▶ **Task objective**
Make an exact copy of the records, dropping all pictures.

▶ **Dataset items**
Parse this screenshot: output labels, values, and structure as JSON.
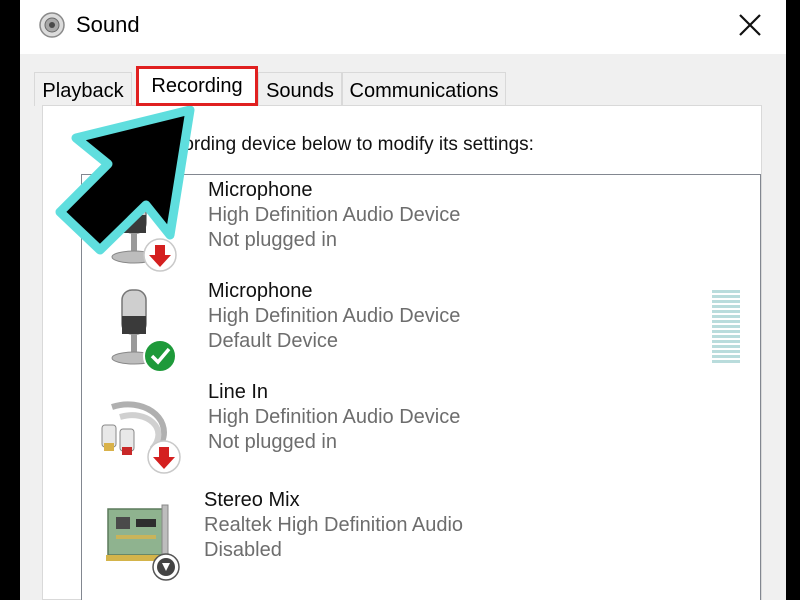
{
  "window": {
    "title": "Sound",
    "close_glyph": "✕",
    "icons": {
      "app": "speaker-icon",
      "close": "close-icon"
    }
  },
  "tabs": [
    {
      "label": "Playback",
      "active": false
    },
    {
      "label": "Recording",
      "active": true
    },
    {
      "label": "Sounds",
      "active": false
    },
    {
      "label": "Communications",
      "active": false
    }
  ],
  "panel": {
    "instruction": "Select a recording device below to modify its settings:"
  },
  "devices": [
    {
      "name": "Microphone",
      "description": "High Definition Audio Device",
      "status": "Not plugged in",
      "icon": "microphone-icon",
      "badge": "unplugged-badge",
      "level_meter": false
    },
    {
      "name": "Microphone",
      "description": "High Definition Audio Device",
      "status": "Default Device",
      "icon": "microphone-icon",
      "badge": "default-check-badge",
      "level_meter": true
    },
    {
      "name": "Line In",
      "description": "High Definition Audio Device",
      "status": "Not plugged in",
      "icon": "line-in-cable-icon",
      "badge": "unplugged-badge",
      "level_meter": false
    },
    {
      "name": "Stereo Mix",
      "description": "Realtek High Definition Audio",
      "status": "Disabled",
      "icon": "sound-card-icon",
      "badge": "disabled-badge",
      "level_meter": false
    }
  ],
  "colors": {
    "highlight_box": "#e02020",
    "arrow_fill": "#000000",
    "arrow_outline": "#5fdede",
    "unplugged_badge": "#d42020",
    "default_badge": "#1e9a3a",
    "level_meter": "#b9dcdc"
  },
  "annotation": {
    "icon": "pointer-arrow-icon"
  }
}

▶ **Solution for this task**
Parse this screenshot: output labels, values, and structure as JSON.
{
  "window": {
    "title": "Sound",
    "close_glyph": "✕",
    "icons": {
      "app": "speaker-icon",
      "close": "close-icon"
    }
  },
  "tabs": [
    {
      "label": "Playback",
      "active": false
    },
    {
      "label": "Recording",
      "active": true
    },
    {
      "label": "Sounds",
      "active": false
    },
    {
      "label": "Communications",
      "active": false
    }
  ],
  "panel": {
    "instruction": "Select a recording device below to modify its settings:"
  },
  "devices": [
    {
      "name": "Microphone",
      "description": "High Definition Audio Device",
      "status": "Not plugged in",
      "icon": "microphone-icon",
      "badge": "unplugged-badge",
      "level_meter": false
    },
    {
      "name": "Microphone",
      "description": "High Definition Audio Device",
      "status": "Default Device",
      "icon": "microphone-icon",
      "badge": "default-check-badge",
      "level_meter": true
    },
    {
      "name": "Line In",
      "description": "High Definition Audio Device",
      "status": "Not plugged in",
      "icon": "line-in-cable-icon",
      "badge": "unplugged-badge",
      "level_meter": false
    },
    {
      "name": "Stereo Mix",
      "description": "Realtek High Definition Audio",
      "status": "Disabled",
      "icon": "sound-card-icon",
      "badge": "disabled-badge",
      "level_meter": false
    }
  ],
  "colors": {
    "highlight_box": "#e02020",
    "arrow_fill": "#000000",
    "arrow_outline": "#5fdede",
    "unplugged_badge": "#d42020",
    "default_badge": "#1e9a3a",
    "level_meter": "#b9dcdc"
  },
  "annotation": {
    "icon": "pointer-arrow-icon"
  }
}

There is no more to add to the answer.